Quoted passage:
## start

Stop Coddling the Super-Rich

By WARREN E. BUFFETT

Published: August 14, 2011

OUR leaders have asked for “shared sacrifice.” But when they did the asking, they spared me. I checked with my mega-rich friends to learn what pain they were expecting. They, too, were left untouched.

While the poor and middle class fight for us in Afghanistan, and while most Americans struggle to make ends meet, we mega-rich continue to get our extraordinary tax breaks. Some of us are investment managers who earn billions from our daily labors but are allowed to classify our income as “carried interest,” thereby getting a bargain 15 percent tax rate. Others own stock index futures for 10 minutes and have 60 percent of their gain taxed at 15 percent, as if they’d been long-term investors.

These and other blessings are showered upon us by legislators in Washington who feel compelled to protect us, much as if we were spotted owls or some other endangered species. It’s nice to have friends in high places.

Last year my federal tax bill — the income tax I paid, as well as payroll taxes paid by me and on my behalf — was $6,938,744. That sounds like a lot of money. But what I paid was only 17.4 percent of my taxable income — and that’s actually a lower percentage than was paid by any of the other 20 people in our office. Their tax burdens ranged from 33 percent to 41 percent and averaged 36 percent.

If you make money with money, as some of my super-rich friends do, your percentage may be a bit lower than mine. But if you earn money from a job, your percentage will surely exceed mine — most likely by a lot.

To understand why, you need to examine the sources of government revenue. Last year about 80 percent of these revenues came from personal income taxes and payroll taxes. The mega-rich pay income taxes at a rate of 15 percent on most of their earnings but pay practically nothing in payroll taxes. It’s a different story for the middle class: typically, they fall into the 15 percent and 25 percent income tax brackets, and then are hit with heavy payroll taxes to boot.

Back in the 1980s and 1990s, tax rates for the rich were far higher, and my percentage rate was in the middle of the pack. According to a theory I sometimes hear, I should have thrown a fit and refused to invest because of the elevated tax rates on capital gains and dividends.

I didn’t refuse, nor did others. I have worked with investors for 60 years and I have yet to see anyone — not even when capital gains rates were 39.9 percent in 1976-77 — shy away from a sensible investment because of the tax rate on the potential gain. People invest to make money, and potential taxes have never scared them off. And to those who argue that higher rates hurt job creation, I would note that a net of nearly 40 million jobs were added between 1980 and 2000. You know what’s happened since then: lower tax rates and far lower job creation.

Since 1992, the I.R.S. has compiled data from the returns of the 400 Americans reporting the largest income. In 1992, the top 400 had aggregate taxable income of $16.9 billion and paid federal taxes of 29.2 percent on that sum. In 2008, the aggregate income of the highest 400 had soared to $90.9 billion — a staggering $227.4 million on average — but the rate paid had fallen to 21.5 percent.

## end

Extracted records:
## start

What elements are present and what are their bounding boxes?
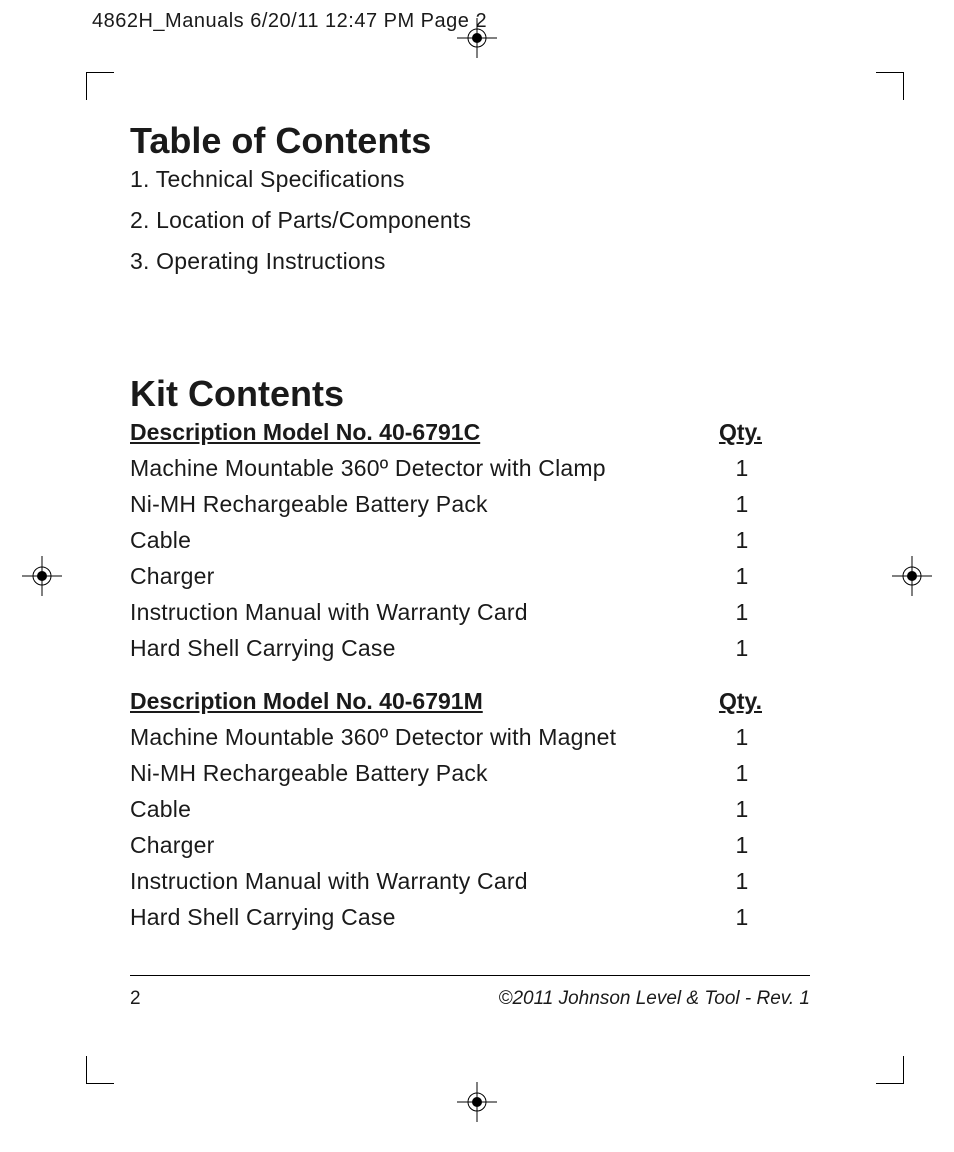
kit-row: Hard Shell Carrying Case 1 <box>130 899 762 935</box>
kit-desc: Machine Mountable 360º Detector with Cla… <box>130 450 606 486</box>
kit-qty: 1 <box>722 791 762 827</box>
crop-mark-icon <box>876 1056 904 1084</box>
kit-desc: Charger <box>130 558 215 594</box>
kit-qty: 1 <box>722 450 762 486</box>
kit-desc: Hard Shell Carrying Case <box>130 899 396 935</box>
kit-qty: 1 <box>722 863 762 899</box>
kit-contents-section: Kit Contents Description Model No. 40-67… <box>130 373 810 935</box>
kit-row: Instruction Manual with Warranty Card 1 <box>130 594 762 630</box>
kit-qty: 1 <box>722 522 762 558</box>
kit-qty: 1 <box>722 486 762 522</box>
toc-list: 1. Technical Specifications 2. Location … <box>130 166 810 275</box>
kit-desc: Ni-MH Rechargeable Battery Pack <box>130 486 488 522</box>
crop-mark-icon <box>86 72 114 100</box>
copyright-text: ©2011 Johnson Level & Tool - Rev. 1 <box>498 988 810 1010</box>
kit-desc-header: Description Model No. 40-6791C <box>130 419 480 446</box>
page-number: 2 <box>130 988 141 1010</box>
kit-row: Machine Mountable 360º Detector with Cla… <box>130 450 762 486</box>
kit-row: Cable 1 <box>130 791 762 827</box>
kit-table-header: Description Model No. 40-6791C Qty. <box>130 419 762 446</box>
kit-desc: Instruction Manual with Warranty Card <box>130 594 528 630</box>
kit-qty: 1 <box>722 719 762 755</box>
page-content: Table of Contents 1. Technical Specifica… <box>130 120 810 935</box>
kit-qty-header: Qty. <box>719 688 762 715</box>
kit-desc: Cable <box>130 791 191 827</box>
kit-qty: 1 <box>722 755 762 791</box>
kit-table-header: Description Model No. 40-6791M Qty. <box>130 688 762 715</box>
kit-qty: 1 <box>722 827 762 863</box>
kit-qty: 1 <box>722 899 762 935</box>
kit-qty-header: Qty. <box>719 419 762 446</box>
kit-desc: Cable <box>130 522 191 558</box>
page-footer: 2 ©2011 Johnson Level & Tool - Rev. 1 <box>130 975 810 1010</box>
registration-mark-icon <box>457 1082 497 1122</box>
kit-heading: Kit Contents <box>130 373 810 415</box>
kit-desc: Hard Shell Carrying Case <box>130 630 396 666</box>
kit-qty: 1 <box>722 594 762 630</box>
registration-mark-icon <box>22 556 62 596</box>
kit-row: Hard Shell Carrying Case 1 <box>130 630 762 666</box>
toc-item: 1. Technical Specifications <box>130 166 810 193</box>
kit-row: Cable 1 <box>130 522 762 558</box>
kit-desc: Instruction Manual with Warranty Card <box>130 863 528 899</box>
crop-mark-icon <box>876 72 904 100</box>
kit-table-m: Description Model No. 40-6791M Qty. Mach… <box>130 688 762 935</box>
toc-item: 3. Operating Instructions <box>130 248 810 275</box>
print-header-slug: 4862H_Manuals 6/20/11 12:47 PM Page 2 <box>92 10 487 33</box>
kit-qty: 1 <box>722 630 762 666</box>
registration-mark-icon <box>892 556 932 596</box>
page: 4862H_Manuals 6/20/11 12:47 PM Page 2 Ta… <box>0 0 954 1152</box>
kit-qty: 1 <box>722 558 762 594</box>
kit-row: Ni-MH Rechargeable Battery Pack 1 <box>130 755 762 791</box>
kit-desc: Machine Mountable 360º Detector with Mag… <box>130 719 616 755</box>
kit-row: Charger 1 <box>130 558 762 594</box>
toc-item: 2. Location of Parts/Components <box>130 207 810 234</box>
kit-row: Charger 1 <box>130 827 762 863</box>
kit-desc: Ni-MH Rechargeable Battery Pack <box>130 755 488 791</box>
kit-row: Instruction Manual with Warranty Card 1 <box>130 863 762 899</box>
kit-desc-header: Description Model No. 40-6791M <box>130 688 483 715</box>
kit-row: Machine Mountable 360º Detector with Mag… <box>130 719 762 755</box>
crop-mark-icon <box>86 1056 114 1084</box>
kit-table-c: Description Model No. 40-6791C Qty. Mach… <box>130 419 762 666</box>
kit-desc: Charger <box>130 827 215 863</box>
registration-mark-icon <box>457 18 497 58</box>
kit-row: Ni-MH Rechargeable Battery Pack 1 <box>130 486 762 522</box>
toc-heading: Table of Contents <box>130 120 810 162</box>
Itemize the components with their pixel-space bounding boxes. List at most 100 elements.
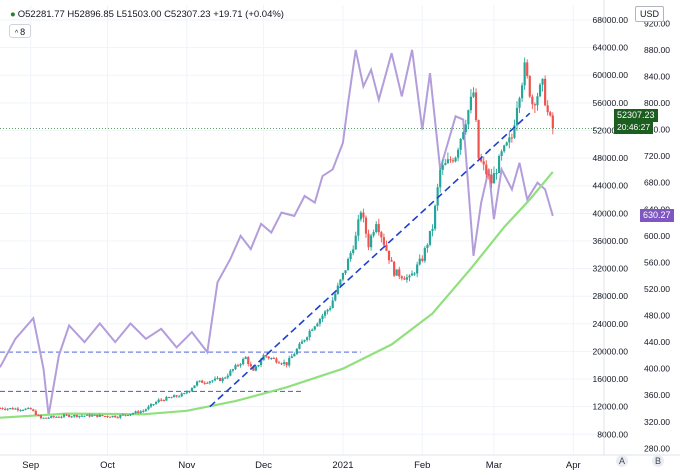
candle-body xyxy=(364,217,368,234)
candle-body xyxy=(482,161,485,165)
candle-body xyxy=(359,212,362,220)
candle-body xyxy=(229,370,232,376)
candle-body xyxy=(190,388,194,391)
y-right-tick-label: 600.00 xyxy=(644,231,670,241)
candle-body xyxy=(441,165,444,170)
candle-body xyxy=(201,380,204,383)
candle-body xyxy=(147,406,150,410)
settings-button[interactable]: B xyxy=(652,455,664,467)
candle-body xyxy=(88,414,91,417)
candle-body xyxy=(108,416,112,418)
candle-body xyxy=(116,417,119,419)
candle-body xyxy=(413,273,416,275)
candle-body xyxy=(78,415,81,417)
candle-body xyxy=(19,410,22,412)
candle-body xyxy=(152,404,155,406)
candle-body xyxy=(457,149,460,158)
y-left-tick-label: 8000.00 xyxy=(597,429,628,439)
candle-body xyxy=(80,415,83,417)
candle-body xyxy=(459,138,462,150)
candle-body xyxy=(216,378,219,380)
y-right-tick-label: 800.00 xyxy=(644,98,670,108)
candle-body xyxy=(533,104,536,106)
candle-body xyxy=(27,407,30,409)
y-right-tick-label: 680.00 xyxy=(644,178,670,188)
candle-body xyxy=(290,356,293,359)
y-right-tick-label: 400.00 xyxy=(644,364,670,374)
moving-average xyxy=(0,171,554,419)
candle-body xyxy=(321,315,324,319)
candle-body xyxy=(93,414,96,416)
candle-body xyxy=(331,300,334,309)
candle-body xyxy=(380,232,383,238)
candle-body xyxy=(160,399,163,401)
candle-body xyxy=(346,259,350,271)
candle-body xyxy=(68,415,71,417)
x-tick-label: Oct xyxy=(100,460,115,471)
candle-body xyxy=(221,378,224,381)
y-left-tick-label: 24000.00 xyxy=(593,319,629,329)
y-left-tick-label: 60000.00 xyxy=(593,70,629,80)
candle-body xyxy=(208,381,211,383)
candle-body xyxy=(247,357,250,365)
candle-body xyxy=(318,318,322,324)
candle-body xyxy=(541,78,544,85)
candle-body xyxy=(131,413,135,415)
candle-body xyxy=(387,250,391,261)
candle-body xyxy=(449,159,452,161)
candle-body xyxy=(170,397,173,399)
candle-body xyxy=(469,96,473,111)
x-tick-label: Dec xyxy=(255,460,272,471)
candle-body xyxy=(224,377,227,379)
candle-body xyxy=(165,397,168,401)
candle-body xyxy=(510,137,513,139)
candle-body xyxy=(398,269,401,277)
candle-body xyxy=(211,380,214,382)
candle-body xyxy=(1,408,4,410)
secondary-series xyxy=(0,49,554,416)
x-tick-label: Nov xyxy=(178,460,195,471)
candle-body xyxy=(70,416,73,418)
currency-button[interactable]: USD xyxy=(634,6,664,22)
y-right-tick-label: 880.00 xyxy=(644,45,670,55)
candle-body xyxy=(487,174,490,176)
y-left-tick-label: 48000.00 xyxy=(593,153,629,163)
series-dot-icon: ● xyxy=(10,9,16,20)
candle-body xyxy=(157,399,160,403)
y-right-tick-label: 360.00 xyxy=(644,390,670,400)
candle-body xyxy=(300,341,304,344)
candle-body xyxy=(252,366,255,371)
candle-body xyxy=(349,253,352,260)
candle-body xyxy=(114,415,117,418)
candle-body xyxy=(62,414,66,417)
candle-body xyxy=(234,365,237,370)
candle-body xyxy=(101,414,104,416)
candle-body xyxy=(477,120,480,159)
candle-body xyxy=(272,358,275,360)
y-left-tick-label: 40000.00 xyxy=(593,208,629,218)
secondary-last-tag: 630.27 xyxy=(640,209,674,222)
candle-body xyxy=(242,358,245,365)
candle-body xyxy=(42,417,45,419)
candle-body xyxy=(462,132,465,139)
candle-body xyxy=(538,84,542,97)
candle-body xyxy=(344,270,347,273)
candle-body xyxy=(167,397,171,399)
indicator-toggle-button[interactable]: ^ 8 xyxy=(9,24,31,38)
candle-body xyxy=(490,174,493,184)
candle-body xyxy=(523,62,526,86)
candle-body xyxy=(385,244,388,251)
countdown-tag: 20:46:27 xyxy=(614,121,654,134)
x-tick-label: Apr xyxy=(566,460,581,471)
candle-body xyxy=(149,404,153,407)
candle-body xyxy=(518,98,521,108)
auto-scale-button[interactable]: A xyxy=(616,455,628,467)
candle-body xyxy=(9,408,12,410)
candle-body xyxy=(303,339,306,342)
candle-body xyxy=(195,381,199,386)
y-left-tick-label: 12000.00 xyxy=(593,402,629,412)
candle-body xyxy=(188,390,191,393)
candle-body xyxy=(121,414,124,416)
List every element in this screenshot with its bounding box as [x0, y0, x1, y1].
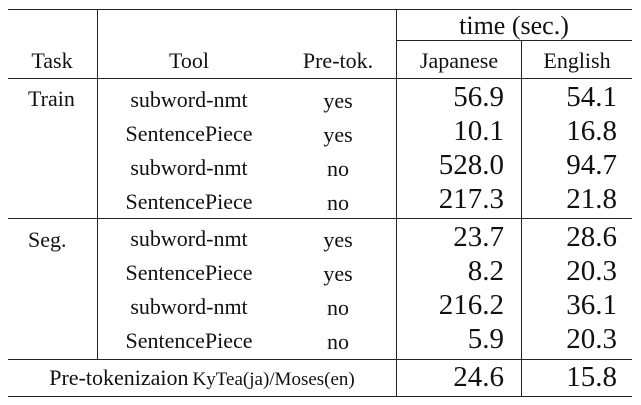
seg-row-2-tool: SentencePiece — [125, 260, 253, 285]
pretokenization-label-tools: KyTea(ja)/Moses(en) — [192, 369, 355, 390]
train-row-3-tool: subword-nmt — [130, 155, 248, 180]
task-seg: Seg. — [28, 227, 67, 252]
seg-row-4-tool: SentencePiece — [125, 328, 253, 353]
seg-row-4-en: 20.3 — [566, 323, 617, 355]
header-tool: Tool — [168, 48, 210, 73]
seg-rule — [8, 359, 632, 360]
train-row-4-en: 21.8 — [566, 183, 617, 215]
train-row-3-pretok: no — [327, 156, 349, 181]
train-row-1-pretok: yes — [323, 88, 353, 113]
train-row-4-tool: SentencePiece — [125, 189, 253, 214]
header-task: Task — [31, 48, 73, 73]
seg-row-3-ja: 216.2 — [438, 289, 504, 321]
train-row-3-ja: 528.0 — [438, 149, 504, 181]
task-train: Train — [28, 86, 75, 111]
seg-row-2-pretok: yes — [323, 261, 353, 286]
top-rule — [8, 9, 632, 10]
pretokenization-label-main: Pre-tokenizaion — [49, 365, 189, 390]
train-row-4-ja: 217.3 — [438, 183, 504, 215]
seg-row-4-ja: 5.9 — [467, 323, 504, 355]
train-row-1-ja: 56.9 — [453, 81, 504, 113]
seg-row-3-tool: subword-nmt — [130, 294, 248, 319]
seg-row-3-pretok: no — [327, 295, 349, 320]
train-rule — [8, 218, 632, 219]
train-row-1-en: 54.1 — [566, 81, 617, 113]
col-rule-pretok — [396, 9, 397, 396]
train-row-1-tool: subword-nmt — [130, 87, 248, 112]
col-rule-task — [97, 9, 98, 359]
seg-row-1-pretok: yes — [323, 227, 353, 252]
time-header: time (sec.) — [459, 11, 569, 40]
seg-row-1-en: 28.6 — [566, 221, 617, 253]
seg-row-2-en: 20.3 — [566, 255, 617, 287]
seg-row-3-en: 36.1 — [566, 289, 617, 321]
bottom-rule — [8, 396, 632, 397]
pretok-en: 15.8 — [566, 361, 617, 393]
train-row-2-pretok: yes — [323, 122, 353, 147]
seg-row-4-pretok: no — [327, 329, 349, 354]
col-rule-lang — [521, 40, 522, 396]
train-row-2-ja: 10.1 — [453, 115, 504, 147]
time-header-rule — [396, 40, 632, 41]
train-row-2-en: 16.8 — [566, 115, 617, 147]
seg-row-1-tool: subword-nmt — [130, 226, 248, 251]
header-rule — [8, 78, 632, 79]
header-japanese: Japanese — [419, 48, 499, 73]
train-row-3-en: 94.7 — [566, 149, 617, 181]
train-row-4-pretok: no — [327, 190, 349, 215]
seg-row-2-ja: 8.2 — [467, 255, 504, 287]
pretokenization-label: Pre-tokenizaion KyTea(ja)/Moses(en) — [49, 365, 355, 390]
train-row-2-tool: SentencePiece — [125, 121, 253, 146]
pretok-ja: 24.6 — [453, 361, 504, 393]
header-english: English — [543, 48, 611, 73]
seg-row-1-ja: 23.7 — [453, 221, 504, 253]
header-pretok: Pre-tok. — [302, 48, 374, 73]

## end

Reproduce the passage of the tax op-ed between "Last year my" and "averaged 36 percent.", inclusive. Work from the tax op-ed by itself; the material plays no part.

Answer to this problem:
Last year my federal tax bill — the income tax I paid, as well as payroll taxes paid by me and on my behalf — was $6,938,744. That sounds like a lot of money. But what I paid was only 17.4 percent of my taxable income — and that’s actually a lower percentage than was paid by any of the other 20 people in our office. Their tax burdens ranged from 33 percent to 41 percent and averaged 36 percent.